[BEGIN DATASET]
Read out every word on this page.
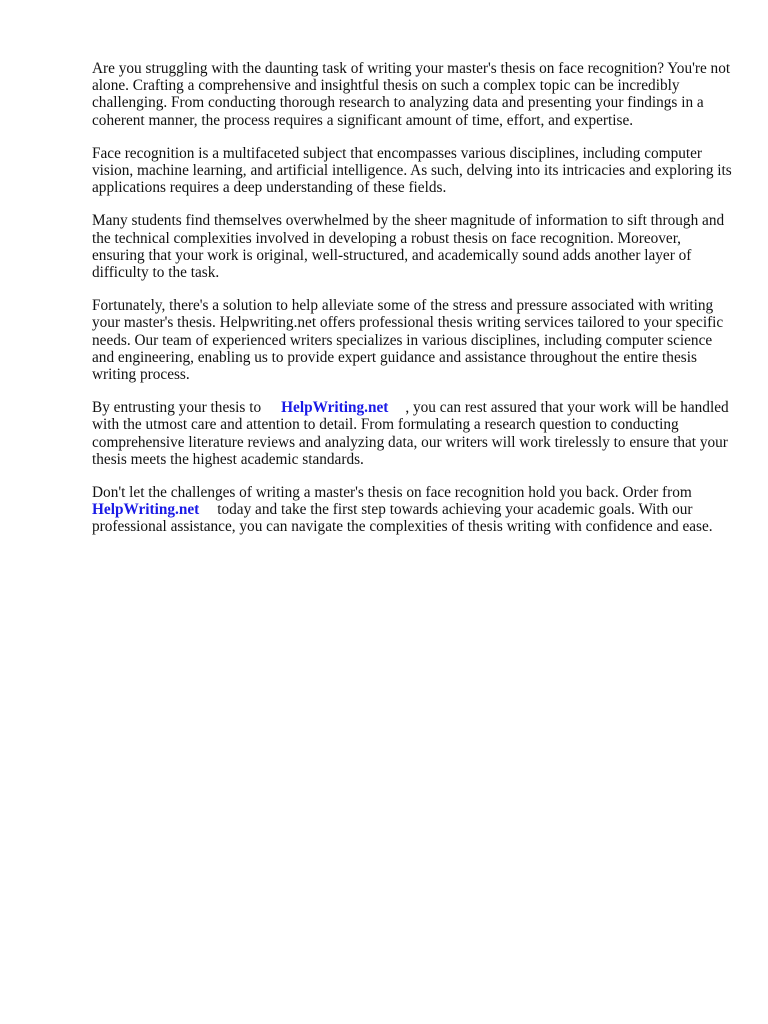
Are you struggling with the daunting task of writing your master's thesis on face recognition? You're not alone. Crafting a comprehensive and insightful thesis on such a complex topic can be incredibly challenging. From conducting thorough research to analyzing data and presenting your findings in a coherent manner, the process requires a significant amount of time, effort, and expertise.

Face recognition is a multifaceted subject that encompasses various disciplines, including computer vision, machine learning, and artificial intelligence. As such, delving into its intricacies and exploring its applications requires a deep understanding of these fields.

Many students find themselves overwhelmed by the sheer magnitude of information to sift through and the technical complexities involved in developing a robust thesis on face recognition. Moreover, ensuring that your work is original, well-structured, and academically sound adds another layer of difficulty to the task.

Fortunately, there's a solution to help alleviate some of the stress and pressure associated with writing your master's thesis. Helpwriting.net offers professional thesis writing services tailored to your specific needs. Our team of experienced writers specializes in various disciplines, including computer science and engineering, enabling us to provide expert guidance and assistance throughout the entire thesis writing process.

By entrusting your thesis to HelpWriting.net , you can rest assured that your work will be handled with the utmost care and attention to detail. From formulating a research question to conducting comprehensive literature reviews and analyzing data, our writers will work tirelessly to ensure that your thesis meets the highest academic standards.

Don't let the challenges of writing a master's thesis on face recognition hold you back. Order from HelpWriting.net today and take the first step towards achieving your academic goals. With our professional assistance, you can navigate the complexities of thesis writing with confidence and ease.
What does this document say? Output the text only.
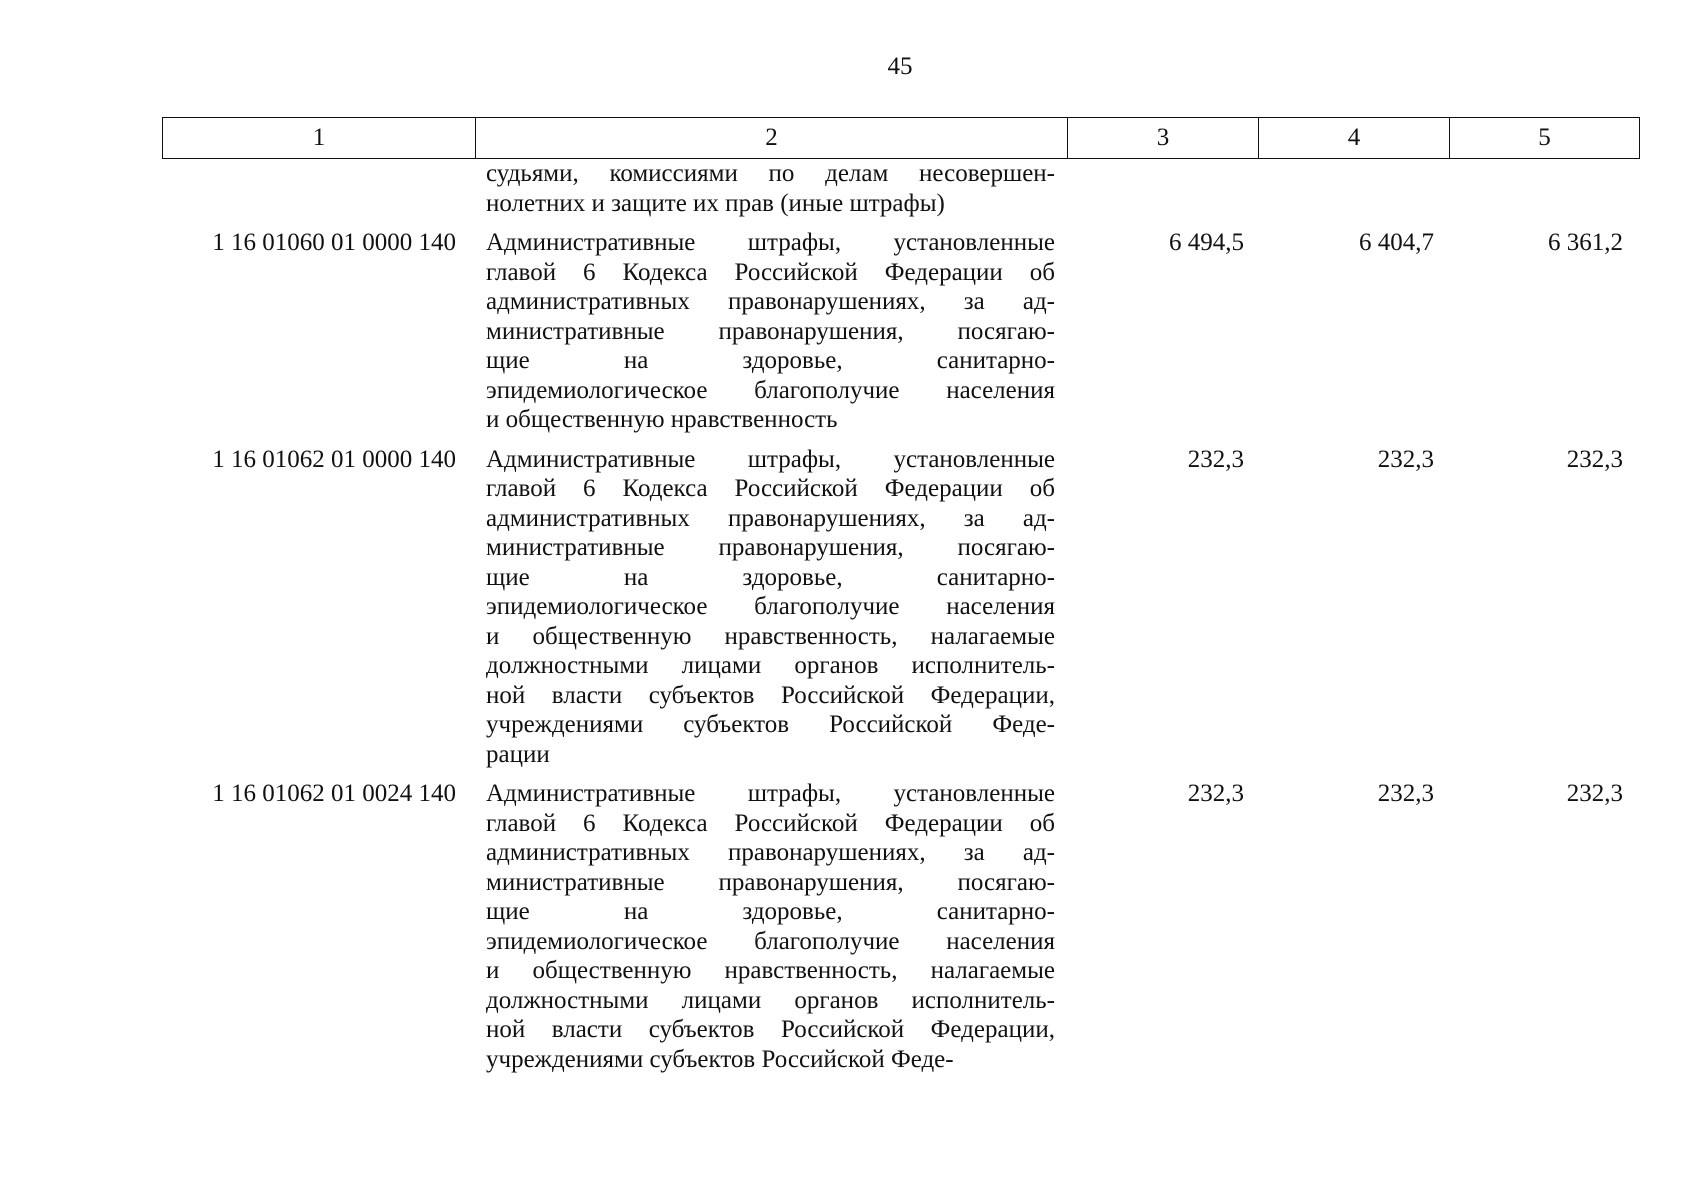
45
1	2	3	4	5
судьями, комиссиями по делам несовершен-
нолетних и защите их прав (иные штрафы)
1 16 01060 01 0000 140	Административные штрафы, установленные
главой 6 Кодекса Российской Федерации об
административных правонарушениях, за ад-
министративные правонарушения, посягаю-
щие на здоровье, санитарно-
эпидемиологическое благополучие населения
и общественную нравственность
6 494,5	6 404,7	6 361,2
1 16 01062 01 0000 140	Административные штрафы, установленные
главой 6 Кодекса Российской Федерации об
административных правонарушениях, за ад-
министративные правонарушения, посягаю-
щие на здоровье, санитарно-
эпидемиологическое благополучие населения
и общественную нравственность, налагаемые
должностными лицами органов исполнитель-
ной власти субъектов Российской Федерации,
учреждениями субъектов Российской Феде-
рации
232,3	232,3	232,3
1 16 01062 01 0024 140	Административные штрафы, установленные
главой 6 Кодекса Российской Федерации об
административных правонарушениях, за ад-
министративные правонарушения, посягаю-
щие на здоровье, санитарно-
эпидемиологическое благополучие населения
и общественную нравственность, налагаемые
должностными лицами органов исполнитель-
ной власти субъектов Российской Федерации,
учреждениями субъектов Российской Феде-
232,3	232,3	232,3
[END DATASET]
GIVEN TASK
From the entries above, copy out every line where the string "установленные" appears.

THE RESULT
1 16 01060 01 0000 140	Административные штрафы, установленные
1 16 01062 01 0000 140	Административные штрафы, установленные
1 16 01062 01 0024 140	Административные штрафы, установленные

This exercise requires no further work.